** INSTRUCTIONS TO FOLLOW **
Change each "arrow-label" in the lines below to "edge-label", and give back all the lines with nothing else altered.

Data extracted from a collection
--
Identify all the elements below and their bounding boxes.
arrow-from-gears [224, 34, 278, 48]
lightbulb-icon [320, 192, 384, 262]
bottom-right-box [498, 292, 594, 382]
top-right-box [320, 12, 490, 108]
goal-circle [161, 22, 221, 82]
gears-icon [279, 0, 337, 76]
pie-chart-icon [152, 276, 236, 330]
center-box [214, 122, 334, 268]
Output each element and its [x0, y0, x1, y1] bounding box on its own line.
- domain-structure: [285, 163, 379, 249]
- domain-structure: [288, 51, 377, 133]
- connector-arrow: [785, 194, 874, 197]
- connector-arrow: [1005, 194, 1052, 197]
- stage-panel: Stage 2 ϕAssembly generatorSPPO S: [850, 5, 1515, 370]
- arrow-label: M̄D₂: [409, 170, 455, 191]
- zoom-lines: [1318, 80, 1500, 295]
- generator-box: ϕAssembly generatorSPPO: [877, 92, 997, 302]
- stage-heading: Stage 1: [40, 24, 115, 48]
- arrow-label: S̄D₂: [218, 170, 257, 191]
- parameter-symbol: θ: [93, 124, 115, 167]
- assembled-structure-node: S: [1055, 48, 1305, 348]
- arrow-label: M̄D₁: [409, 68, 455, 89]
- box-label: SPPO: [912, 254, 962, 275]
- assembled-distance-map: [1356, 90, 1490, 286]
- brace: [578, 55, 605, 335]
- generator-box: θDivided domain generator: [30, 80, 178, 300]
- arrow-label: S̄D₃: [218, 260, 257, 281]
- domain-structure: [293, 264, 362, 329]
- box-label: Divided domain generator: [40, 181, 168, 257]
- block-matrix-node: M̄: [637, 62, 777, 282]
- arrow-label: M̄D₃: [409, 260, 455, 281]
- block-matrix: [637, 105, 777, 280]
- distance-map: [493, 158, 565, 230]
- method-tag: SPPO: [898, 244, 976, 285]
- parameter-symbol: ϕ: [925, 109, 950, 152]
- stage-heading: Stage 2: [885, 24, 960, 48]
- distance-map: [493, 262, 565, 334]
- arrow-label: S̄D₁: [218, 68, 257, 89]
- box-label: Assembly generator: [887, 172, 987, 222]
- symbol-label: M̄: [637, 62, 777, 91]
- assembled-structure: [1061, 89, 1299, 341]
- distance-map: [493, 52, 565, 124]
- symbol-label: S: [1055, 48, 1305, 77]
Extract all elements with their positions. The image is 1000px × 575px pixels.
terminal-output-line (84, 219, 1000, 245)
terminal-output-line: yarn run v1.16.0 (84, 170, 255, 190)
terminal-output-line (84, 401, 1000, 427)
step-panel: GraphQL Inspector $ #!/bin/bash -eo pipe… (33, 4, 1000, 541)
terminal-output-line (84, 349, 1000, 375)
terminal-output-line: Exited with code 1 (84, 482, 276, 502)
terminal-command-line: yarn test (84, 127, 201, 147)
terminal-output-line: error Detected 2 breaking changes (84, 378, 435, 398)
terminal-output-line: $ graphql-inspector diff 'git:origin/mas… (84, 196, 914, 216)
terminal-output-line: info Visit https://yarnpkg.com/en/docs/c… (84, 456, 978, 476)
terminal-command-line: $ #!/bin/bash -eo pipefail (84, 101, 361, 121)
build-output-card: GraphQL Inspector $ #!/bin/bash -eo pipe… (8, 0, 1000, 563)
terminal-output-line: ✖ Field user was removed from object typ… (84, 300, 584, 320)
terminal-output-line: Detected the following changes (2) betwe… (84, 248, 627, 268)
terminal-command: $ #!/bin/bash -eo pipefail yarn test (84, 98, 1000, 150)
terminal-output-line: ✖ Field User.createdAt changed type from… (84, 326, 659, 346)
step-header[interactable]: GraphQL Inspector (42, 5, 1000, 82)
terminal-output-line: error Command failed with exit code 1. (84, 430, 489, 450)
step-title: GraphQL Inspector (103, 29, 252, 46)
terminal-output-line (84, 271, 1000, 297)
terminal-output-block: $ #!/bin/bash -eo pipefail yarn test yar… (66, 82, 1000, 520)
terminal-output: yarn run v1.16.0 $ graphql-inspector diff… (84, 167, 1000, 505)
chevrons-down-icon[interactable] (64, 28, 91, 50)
--
** FINAL RESULT **
Identify all the elements below and their bounding boxes.
arrow-from-gears [224, 34, 278, 48]
lightbulb-icon [320, 192, 384, 262]
bottom-right-box [498, 292, 594, 382]
top-right-box [320, 12, 490, 108]
goal-circle [161, 22, 221, 82]
gears-icon [279, 0, 337, 76]
pie-chart-icon [152, 276, 236, 330]
center-box [214, 122, 334, 268]
Output each element and its [x0, y0, x1, y1] bounding box on its own line.
- domain-structure: [285, 163, 379, 249]
- domain-structure: [288, 51, 377, 133]
- connector-arrow: [785, 194, 874, 197]
- connector-arrow: [1005, 194, 1052, 197]
- stage-panel: Stage 2 ϕAssembly generatorSPPO S: [850, 5, 1515, 370]
- edge-label: M̄D₂: [409, 170, 455, 191]
- zoom-lines: [1318, 80, 1500, 295]
- generator-box: ϕAssembly generatorSPPO: [877, 92, 997, 302]
- stage-heading: Stage 1: [40, 24, 115, 48]
- edge-label: S̄D₂: [218, 170, 257, 191]
- parameter-symbol: θ: [93, 124, 115, 167]
- assembled-structure-node: S: [1055, 48, 1305, 348]
- edge-label: M̄D₁: [409, 68, 455, 89]
- box-label: SPPO: [912, 254, 962, 275]
- assembled-distance-map: [1356, 90, 1490, 286]
- brace: [578, 55, 605, 335]
- generator-box: θDivided domain generator: [30, 80, 178, 300]
- edge-label: S̄D₃: [218, 260, 257, 281]
- domain-structure: [293, 264, 362, 329]
- box-label: Divided domain generator: [40, 181, 168, 257]
- block-matrix-node: M̄: [637, 62, 777, 282]
- edge-label: M̄D₃: [409, 260, 455, 281]
- block-matrix: [637, 105, 777, 280]
- distance-map: [493, 158, 565, 230]
- method-tag: SPPO: [898, 244, 976, 285]
- parameter-symbol: ϕ: [925, 109, 950, 152]
- stage-heading: Stage 2: [885, 24, 960, 48]
- distance-map: [493, 262, 565, 334]
- edge-label: S̄D₁: [218, 68, 257, 89]
- box-label: Assembly generator: [887, 172, 987, 222]
- symbol-label: M̄: [637, 62, 777, 91]
- assembled-structure: [1061, 89, 1299, 341]
- distance-map: [493, 52, 565, 124]
- symbol-label: S: [1055, 48, 1305, 77]
Extract all elements with their positions. The image is 1000px × 575px pixels.
terminal-output-line (84, 219, 1000, 245)
terminal-output-line: yarn run v1.16.0 (84, 170, 255, 190)
terminal-output-line (84, 401, 1000, 427)
step-panel: GraphQL Inspector $ #!/bin/bash -eo pipe… (33, 4, 1000, 541)
terminal-output-line (84, 349, 1000, 375)
terminal-output-line: Exited with code 1 (84, 482, 276, 502)
terminal-command-line: yarn test (84, 127, 201, 147)
terminal-output-line: error Detected 2 breaking changes (84, 378, 435, 398)
terminal-output-line: $ graphql-inspector diff 'git:origin/mas… (84, 196, 914, 216)
terminal-output-line: info Visit https://yarnpkg.com/en/docs/c… (84, 456, 978, 476)
terminal-command-line: $ #!/bin/bash -eo pipefail (84, 101, 361, 121)
build-output-card: GraphQL Inspector $ #!/bin/bash -eo pipe… (8, 0, 1000, 563)
terminal-output-line: ✖ Field user was removed from object typ… (84, 300, 584, 320)
terminal-output-line: Detected the following changes (2) betwe… (84, 248, 627, 268)
terminal-command: $ #!/bin/bash -eo pipefail yarn test (84, 98, 1000, 150)
terminal-output-line: ✖ Field User.createdAt changed type from… (84, 326, 659, 346)
step-header[interactable]: GraphQL Inspector (42, 5, 1000, 82)
terminal-output-line: error Command failed with exit code 1. (84, 430, 489, 450)
step-title: GraphQL Inspector (103, 29, 252, 46)
terminal-output-line (84, 271, 1000, 297)
terminal-output-block: $ #!/bin/bash -eo pipefail yarn test yar… (66, 82, 1000, 520)
terminal-output: yarn run v1.16.0 $ graphql-inspector diff… (84, 167, 1000, 505)
chevrons-down-icon[interactable] (64, 28, 91, 50)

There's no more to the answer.